◆ **What to work on**
From the listing below, tally the lines that include "name". Return only the total.

◆ **Exercise material**
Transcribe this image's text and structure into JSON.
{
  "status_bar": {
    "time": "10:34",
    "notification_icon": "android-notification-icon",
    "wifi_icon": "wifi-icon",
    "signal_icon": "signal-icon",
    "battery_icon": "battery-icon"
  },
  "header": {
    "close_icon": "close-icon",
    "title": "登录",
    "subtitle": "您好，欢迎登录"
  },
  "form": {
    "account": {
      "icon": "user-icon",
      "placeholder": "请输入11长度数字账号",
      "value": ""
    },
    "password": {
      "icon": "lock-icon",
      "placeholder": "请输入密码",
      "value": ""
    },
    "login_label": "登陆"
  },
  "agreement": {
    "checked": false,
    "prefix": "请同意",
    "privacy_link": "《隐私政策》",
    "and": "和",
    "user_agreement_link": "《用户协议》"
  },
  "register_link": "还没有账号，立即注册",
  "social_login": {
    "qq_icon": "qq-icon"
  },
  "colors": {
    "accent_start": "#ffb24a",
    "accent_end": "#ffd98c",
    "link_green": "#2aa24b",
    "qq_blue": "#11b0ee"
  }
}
* * *
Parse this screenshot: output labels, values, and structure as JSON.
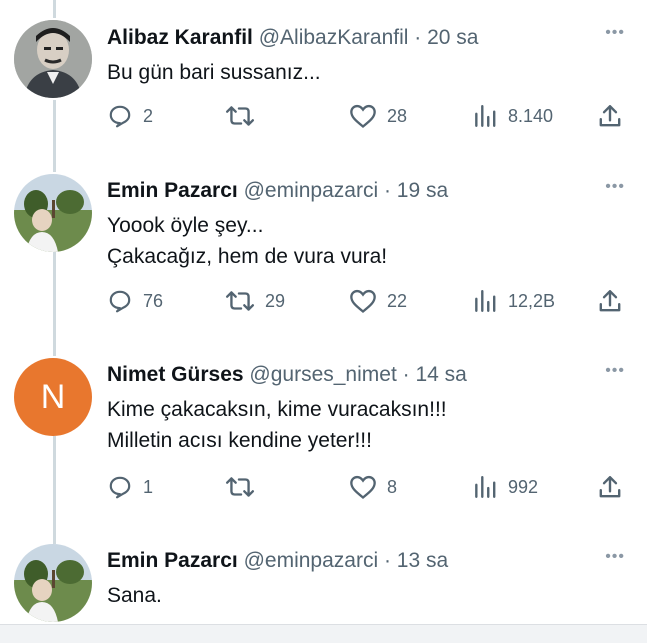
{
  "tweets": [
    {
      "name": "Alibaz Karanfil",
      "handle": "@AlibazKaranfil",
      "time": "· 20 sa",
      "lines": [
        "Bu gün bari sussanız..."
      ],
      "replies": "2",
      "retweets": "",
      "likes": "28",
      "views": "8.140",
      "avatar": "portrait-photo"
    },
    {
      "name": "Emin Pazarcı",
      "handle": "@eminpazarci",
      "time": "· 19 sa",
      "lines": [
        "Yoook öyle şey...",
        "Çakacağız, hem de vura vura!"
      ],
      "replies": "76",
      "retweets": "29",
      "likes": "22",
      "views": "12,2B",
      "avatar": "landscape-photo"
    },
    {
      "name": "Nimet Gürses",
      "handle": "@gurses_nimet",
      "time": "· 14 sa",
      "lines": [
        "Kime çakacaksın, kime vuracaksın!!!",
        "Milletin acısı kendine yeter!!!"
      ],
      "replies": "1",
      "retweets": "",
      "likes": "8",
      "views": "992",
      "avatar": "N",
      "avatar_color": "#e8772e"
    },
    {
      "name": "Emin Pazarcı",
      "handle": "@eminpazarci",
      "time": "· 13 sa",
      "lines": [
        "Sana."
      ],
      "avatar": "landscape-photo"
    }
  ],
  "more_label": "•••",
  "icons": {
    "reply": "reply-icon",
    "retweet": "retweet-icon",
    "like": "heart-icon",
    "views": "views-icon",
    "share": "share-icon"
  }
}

◆ **Answer for the task**
4